### TASK TO CARRY OUT
Would you quote every entry exactly, dropping only the pictures?

--- start of INPUT FOR THIS TASK ---

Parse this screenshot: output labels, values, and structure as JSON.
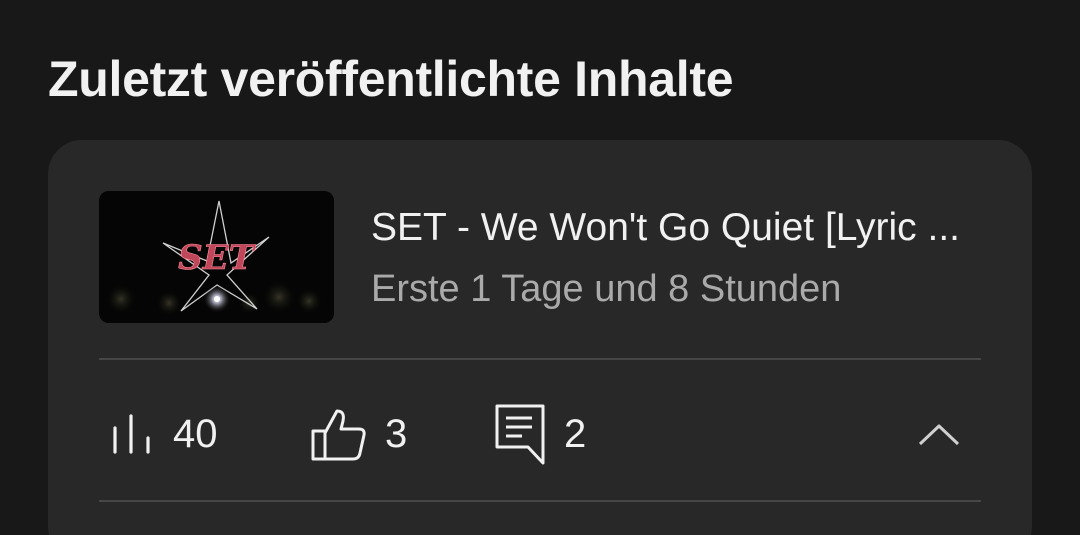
{
  "section": {
    "title": "Zuletzt veröffentlichte Inhalte"
  },
  "video": {
    "thumbnail_text": "SET",
    "title": "SET - We Won't Go Quiet [Lyric ...",
    "meta": "Erste 1 Tage und 8 Stunden"
  },
  "stats": {
    "views": "40",
    "likes": "3",
    "comments": "2"
  },
  "icons": {
    "views": "bar-chart-icon",
    "likes": "thumbs-up-icon",
    "comments": "comment-icon",
    "collapse": "chevron-up-icon"
  },
  "colors": {
    "background": "#181818",
    "card": "#282828",
    "primary_text": "#f1f1f1",
    "secondary_text": "#aaaaaa",
    "thumbnail_logo": "#c0465a"
  }
}
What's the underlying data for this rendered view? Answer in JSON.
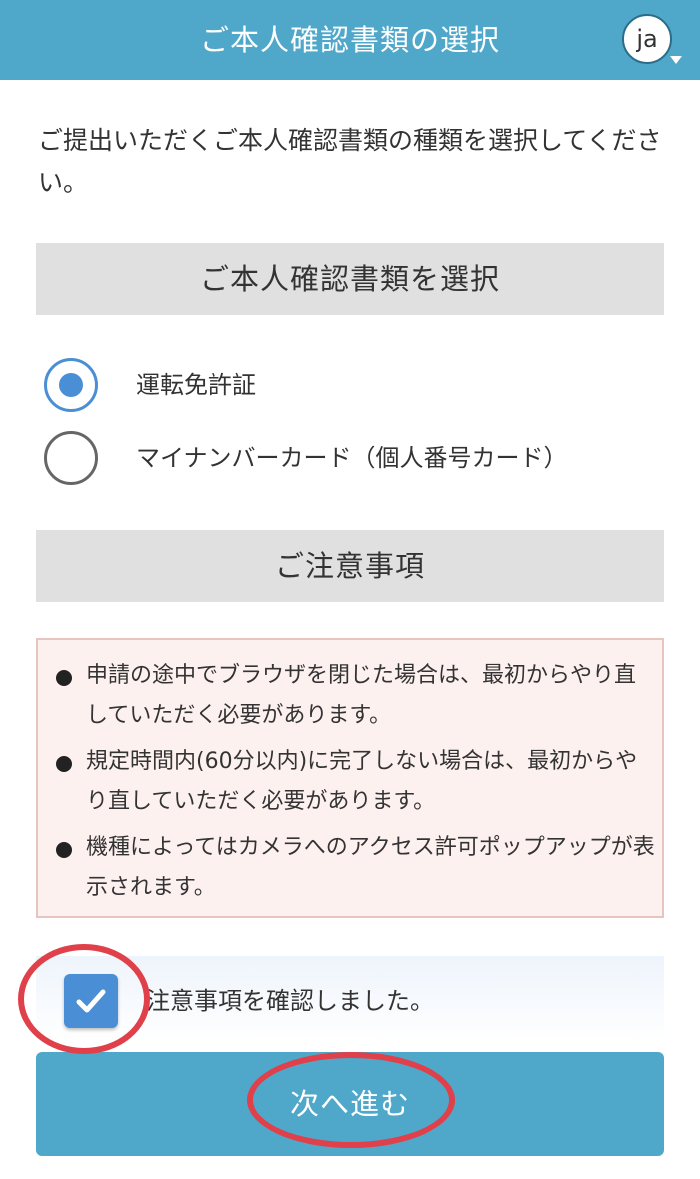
{
  "header": {
    "title": "ご本人確認書類の選択",
    "language": "ja"
  },
  "intro": "ご提出いただくご本人確認書類の種類を選択してください。",
  "document_select": {
    "heading": "ご本人確認書類を選択",
    "options": [
      {
        "label": "運転免許証",
        "selected": true
      },
      {
        "label": "マイナンバーカード（個人番号カード）",
        "selected": false
      }
    ]
  },
  "notes": {
    "heading": "ご注意事項",
    "items": [
      "申請の途中でブラウザを閉じた場合は、最初からやり直していただく必要があります。",
      "規定時間内(60分以内)に完了しない場合は、最初からやり直していただく必要があります。",
      "機種によってはカメラへのアクセス許可ポップアップが表示されます。"
    ]
  },
  "confirm": {
    "label": "注意事項を確認しました。",
    "checked": true
  },
  "next_button": {
    "label": "次へ進む"
  },
  "colors": {
    "header": "#4fa7c9",
    "accent": "#4a8fd6",
    "notice_bg": "#fdf1f0",
    "annotation": "#e04049"
  }
}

--- end of INPUT FOR THIS TASK ---

### PROBLEM SOLUTION
Parse this screenshot: output labels, values, and structure as JSON.
{
  "section": {
    "title": "Zuletzt veröffentlichte Inhalte"
  },
  "video": {
    "thumbnail_text": "SET",
    "title": "SET - We Won't Go Quiet [Lyric ...",
    "meta": "Erste 1 Tage und 8 Stunden"
  },
  "stats": {
    "views": "40",
    "likes": "3",
    "comments": "2"
  },
  "icons": {
    "views": "bar-chart-icon",
    "likes": "thumbs-up-icon",
    "comments": "comment-icon",
    "collapse": "chevron-up-icon"
  },
  "colors": {
    "background": "#181818",
    "card": "#282828",
    "primary_text": "#f1f1f1",
    "secondary_text": "#aaaaaa",
    "thumbnail_logo": "#c0465a"
  }
}
What's the underlying data for this rendered view? Answer in JSON.
{
  "header": {
    "title": "ご本人確認書類の選択",
    "language": "ja"
  },
  "intro": "ご提出いただくご本人確認書類の種類を選択してください。",
  "document_select": {
    "heading": "ご本人確認書類を選択",
    "options": [
      {
        "label": "運転免許証",
        "selected": true
      },
      {
        "label": "マイナンバーカード（個人番号カード）",
        "selected": false
      }
    ]
  },
  "notes": {
    "heading": "ご注意事項",
    "items": [
      "申請の途中でブラウザを閉じた場合は、最初からやり直していただく必要があります。",
      "規定時間内(60分以内)に完了しない場合は、最初からやり直していただく必要があります。",
      "機種によってはカメラへのアクセス許可ポップアップが表示されます。"
    ]
  },
  "confirm": {
    "label": "注意事項を確認しました。",
    "checked": true
  },
  "next_button": {
    "label": "次へ進む"
  },
  "colors": {
    "header": "#4fa7c9",
    "accent": "#4a8fd6",
    "notice_bg": "#fdf1f0",
    "annotation": "#e04049"
  }
}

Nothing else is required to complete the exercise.